WHAT YOU ARE ASKED TO DO:
Tell how many lines in these records contain the string "调查显示", with only the number as the reply.
* START DATA SUPPLIED *
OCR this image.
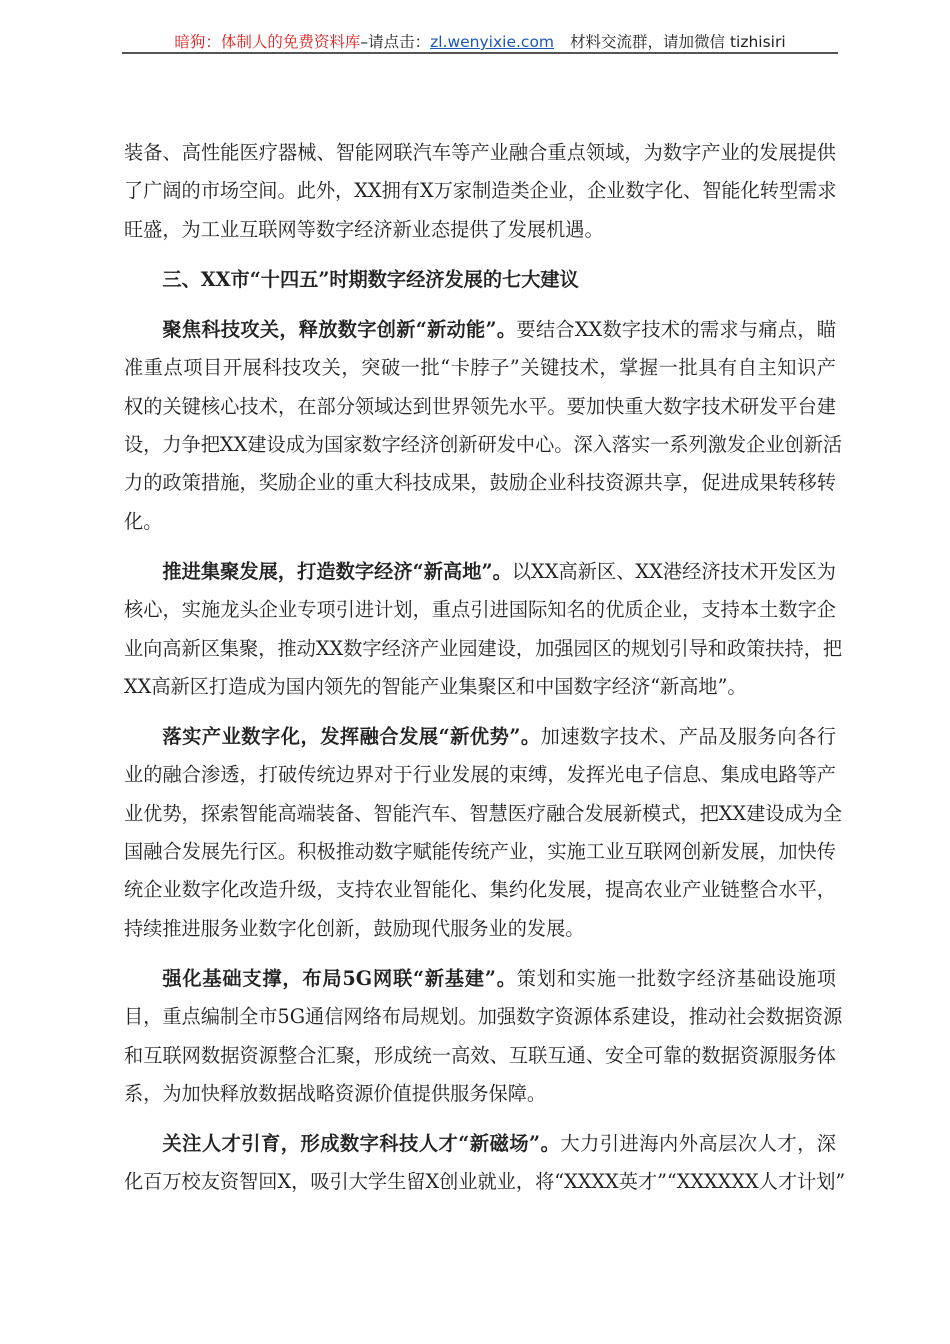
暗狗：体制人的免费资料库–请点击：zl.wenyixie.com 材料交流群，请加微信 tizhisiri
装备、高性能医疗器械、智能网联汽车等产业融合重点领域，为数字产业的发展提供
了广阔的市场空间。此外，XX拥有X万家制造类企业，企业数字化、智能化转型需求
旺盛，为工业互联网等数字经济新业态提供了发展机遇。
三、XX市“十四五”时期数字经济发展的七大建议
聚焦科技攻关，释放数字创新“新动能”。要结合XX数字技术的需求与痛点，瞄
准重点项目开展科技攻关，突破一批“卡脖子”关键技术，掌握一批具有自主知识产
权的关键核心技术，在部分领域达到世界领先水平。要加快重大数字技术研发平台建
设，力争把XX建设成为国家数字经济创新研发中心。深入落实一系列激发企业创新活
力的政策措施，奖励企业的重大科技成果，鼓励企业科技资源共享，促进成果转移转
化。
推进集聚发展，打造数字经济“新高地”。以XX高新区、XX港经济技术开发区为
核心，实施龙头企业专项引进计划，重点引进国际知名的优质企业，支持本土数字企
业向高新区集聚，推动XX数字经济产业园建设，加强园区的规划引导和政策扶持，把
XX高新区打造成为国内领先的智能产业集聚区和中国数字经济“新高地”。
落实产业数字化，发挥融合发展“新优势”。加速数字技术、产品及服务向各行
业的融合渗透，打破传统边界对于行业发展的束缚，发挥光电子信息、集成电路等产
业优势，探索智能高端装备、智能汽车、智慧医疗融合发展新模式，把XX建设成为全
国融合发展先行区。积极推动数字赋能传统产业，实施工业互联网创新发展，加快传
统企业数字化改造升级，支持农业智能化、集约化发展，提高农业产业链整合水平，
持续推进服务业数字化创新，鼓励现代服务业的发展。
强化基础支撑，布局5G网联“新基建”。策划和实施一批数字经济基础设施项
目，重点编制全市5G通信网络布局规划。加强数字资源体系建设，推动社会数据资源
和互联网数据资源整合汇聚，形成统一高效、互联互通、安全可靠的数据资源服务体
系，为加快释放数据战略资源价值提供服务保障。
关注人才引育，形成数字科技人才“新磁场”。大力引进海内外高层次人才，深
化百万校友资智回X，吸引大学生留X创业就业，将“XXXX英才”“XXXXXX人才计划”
* END DATA SUPPLIED *
* START DATA SUPPLIED *
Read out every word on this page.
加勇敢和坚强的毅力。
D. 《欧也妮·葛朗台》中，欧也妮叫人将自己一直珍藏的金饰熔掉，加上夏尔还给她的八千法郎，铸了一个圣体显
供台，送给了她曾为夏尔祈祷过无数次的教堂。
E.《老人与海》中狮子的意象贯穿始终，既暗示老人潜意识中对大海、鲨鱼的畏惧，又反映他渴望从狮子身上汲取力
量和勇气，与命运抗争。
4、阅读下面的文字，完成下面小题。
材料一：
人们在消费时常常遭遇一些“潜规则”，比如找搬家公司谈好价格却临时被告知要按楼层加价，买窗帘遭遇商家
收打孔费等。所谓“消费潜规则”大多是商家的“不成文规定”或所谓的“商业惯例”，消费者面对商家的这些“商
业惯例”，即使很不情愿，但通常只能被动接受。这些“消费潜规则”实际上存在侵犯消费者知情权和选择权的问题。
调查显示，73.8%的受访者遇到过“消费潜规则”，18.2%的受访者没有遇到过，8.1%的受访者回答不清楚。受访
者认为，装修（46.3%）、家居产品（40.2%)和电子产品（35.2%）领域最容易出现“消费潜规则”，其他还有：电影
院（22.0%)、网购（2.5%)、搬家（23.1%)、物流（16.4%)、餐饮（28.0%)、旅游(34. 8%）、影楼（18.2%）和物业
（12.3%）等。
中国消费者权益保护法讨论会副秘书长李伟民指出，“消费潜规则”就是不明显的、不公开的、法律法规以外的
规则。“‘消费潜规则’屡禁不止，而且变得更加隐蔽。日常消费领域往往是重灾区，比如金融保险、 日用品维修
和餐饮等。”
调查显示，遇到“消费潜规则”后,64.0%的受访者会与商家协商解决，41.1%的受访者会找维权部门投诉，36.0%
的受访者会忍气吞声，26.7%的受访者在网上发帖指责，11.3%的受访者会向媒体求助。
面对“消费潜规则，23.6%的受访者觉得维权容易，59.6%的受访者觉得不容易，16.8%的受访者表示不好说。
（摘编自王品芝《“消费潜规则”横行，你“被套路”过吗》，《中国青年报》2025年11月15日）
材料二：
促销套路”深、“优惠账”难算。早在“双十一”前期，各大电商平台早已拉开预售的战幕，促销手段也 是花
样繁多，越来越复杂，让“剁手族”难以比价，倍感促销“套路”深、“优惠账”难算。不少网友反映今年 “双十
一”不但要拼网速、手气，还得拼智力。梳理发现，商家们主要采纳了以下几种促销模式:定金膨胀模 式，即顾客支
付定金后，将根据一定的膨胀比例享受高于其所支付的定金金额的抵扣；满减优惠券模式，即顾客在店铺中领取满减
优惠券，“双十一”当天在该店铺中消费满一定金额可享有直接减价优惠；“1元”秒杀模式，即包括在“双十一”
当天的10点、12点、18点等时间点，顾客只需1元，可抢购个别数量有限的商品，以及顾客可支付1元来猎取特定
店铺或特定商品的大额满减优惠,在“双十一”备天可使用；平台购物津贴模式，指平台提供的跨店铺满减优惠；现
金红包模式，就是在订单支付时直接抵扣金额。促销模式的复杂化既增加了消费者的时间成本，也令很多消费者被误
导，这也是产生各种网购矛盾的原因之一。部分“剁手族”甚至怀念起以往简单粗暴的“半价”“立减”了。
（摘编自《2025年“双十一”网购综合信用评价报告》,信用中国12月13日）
* END DATA SUPPLIED *
COMPLETED EXERCISE:
2